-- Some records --
+--

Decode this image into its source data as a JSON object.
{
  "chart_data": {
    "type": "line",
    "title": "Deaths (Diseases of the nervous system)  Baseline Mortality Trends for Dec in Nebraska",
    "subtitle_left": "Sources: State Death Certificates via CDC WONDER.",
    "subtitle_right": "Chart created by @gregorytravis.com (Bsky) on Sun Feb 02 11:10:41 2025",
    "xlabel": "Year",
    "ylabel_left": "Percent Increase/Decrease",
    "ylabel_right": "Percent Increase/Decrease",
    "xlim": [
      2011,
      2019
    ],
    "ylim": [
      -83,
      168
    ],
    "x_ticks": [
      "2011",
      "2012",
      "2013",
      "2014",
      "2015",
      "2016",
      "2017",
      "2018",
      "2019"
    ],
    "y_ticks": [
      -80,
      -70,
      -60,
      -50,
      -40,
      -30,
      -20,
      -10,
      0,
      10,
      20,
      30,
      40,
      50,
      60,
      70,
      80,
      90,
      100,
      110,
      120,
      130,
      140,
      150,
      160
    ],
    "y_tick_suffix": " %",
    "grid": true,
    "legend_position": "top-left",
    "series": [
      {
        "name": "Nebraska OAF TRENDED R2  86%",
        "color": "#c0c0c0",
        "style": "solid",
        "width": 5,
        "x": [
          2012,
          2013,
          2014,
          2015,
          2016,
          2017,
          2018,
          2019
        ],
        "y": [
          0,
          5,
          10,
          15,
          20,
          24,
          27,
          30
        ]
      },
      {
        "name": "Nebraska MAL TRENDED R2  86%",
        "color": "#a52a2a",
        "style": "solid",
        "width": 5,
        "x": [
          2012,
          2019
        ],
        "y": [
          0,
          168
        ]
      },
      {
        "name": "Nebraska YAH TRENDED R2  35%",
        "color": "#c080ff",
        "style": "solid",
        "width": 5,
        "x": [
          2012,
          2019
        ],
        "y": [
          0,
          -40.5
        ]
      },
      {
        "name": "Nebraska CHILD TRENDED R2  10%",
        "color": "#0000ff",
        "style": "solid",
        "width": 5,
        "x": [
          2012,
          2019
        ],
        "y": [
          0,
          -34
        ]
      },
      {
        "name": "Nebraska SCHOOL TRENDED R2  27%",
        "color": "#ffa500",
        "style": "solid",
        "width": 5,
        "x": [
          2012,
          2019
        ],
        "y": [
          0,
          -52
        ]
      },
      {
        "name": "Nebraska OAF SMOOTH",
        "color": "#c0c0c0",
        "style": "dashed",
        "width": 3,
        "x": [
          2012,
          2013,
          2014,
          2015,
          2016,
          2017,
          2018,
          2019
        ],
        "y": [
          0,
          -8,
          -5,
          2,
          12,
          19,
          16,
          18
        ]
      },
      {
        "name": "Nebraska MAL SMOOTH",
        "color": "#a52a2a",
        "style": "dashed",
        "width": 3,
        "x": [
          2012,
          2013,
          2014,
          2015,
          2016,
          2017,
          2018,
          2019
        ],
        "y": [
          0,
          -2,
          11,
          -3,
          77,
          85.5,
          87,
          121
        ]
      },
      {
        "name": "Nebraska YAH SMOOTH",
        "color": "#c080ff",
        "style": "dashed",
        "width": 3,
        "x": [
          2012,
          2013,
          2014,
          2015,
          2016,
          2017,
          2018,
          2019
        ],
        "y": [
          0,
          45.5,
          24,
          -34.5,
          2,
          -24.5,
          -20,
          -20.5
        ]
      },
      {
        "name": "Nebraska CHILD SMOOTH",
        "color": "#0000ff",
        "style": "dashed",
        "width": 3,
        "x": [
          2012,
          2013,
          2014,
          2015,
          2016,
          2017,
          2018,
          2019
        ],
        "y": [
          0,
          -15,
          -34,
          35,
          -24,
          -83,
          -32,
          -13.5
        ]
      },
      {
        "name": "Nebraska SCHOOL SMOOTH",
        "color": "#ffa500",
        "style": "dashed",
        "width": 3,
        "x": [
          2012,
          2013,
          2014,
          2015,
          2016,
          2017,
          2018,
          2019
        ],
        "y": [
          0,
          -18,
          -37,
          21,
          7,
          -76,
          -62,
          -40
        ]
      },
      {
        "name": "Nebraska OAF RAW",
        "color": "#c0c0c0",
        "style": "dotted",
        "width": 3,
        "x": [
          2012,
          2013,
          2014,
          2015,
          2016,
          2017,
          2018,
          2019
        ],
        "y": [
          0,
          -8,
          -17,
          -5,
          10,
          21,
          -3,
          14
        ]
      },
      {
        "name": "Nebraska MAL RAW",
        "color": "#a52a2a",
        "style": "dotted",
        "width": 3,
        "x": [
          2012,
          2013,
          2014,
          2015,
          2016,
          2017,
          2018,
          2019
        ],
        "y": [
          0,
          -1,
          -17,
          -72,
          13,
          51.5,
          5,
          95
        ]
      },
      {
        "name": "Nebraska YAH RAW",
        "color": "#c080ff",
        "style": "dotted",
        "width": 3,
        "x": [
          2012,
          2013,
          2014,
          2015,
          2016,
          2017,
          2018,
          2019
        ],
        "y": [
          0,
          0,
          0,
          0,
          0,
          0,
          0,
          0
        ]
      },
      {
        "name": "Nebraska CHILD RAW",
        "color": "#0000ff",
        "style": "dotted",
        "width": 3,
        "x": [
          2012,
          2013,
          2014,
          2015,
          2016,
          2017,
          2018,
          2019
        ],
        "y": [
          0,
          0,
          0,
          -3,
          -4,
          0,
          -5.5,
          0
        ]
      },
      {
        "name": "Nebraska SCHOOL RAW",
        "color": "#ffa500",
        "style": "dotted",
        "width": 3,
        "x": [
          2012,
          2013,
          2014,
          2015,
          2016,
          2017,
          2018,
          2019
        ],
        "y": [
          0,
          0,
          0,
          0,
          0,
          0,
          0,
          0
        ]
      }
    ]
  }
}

+--

-- WRITTEN PROBLEM --
Extract every line above containing the word "Decrease".

-- WRITTEN SOLUTION --
    "ylabel_left": "Percent Increase/Decrease",
    "ylabel_right": "Percent Increase/Decrease",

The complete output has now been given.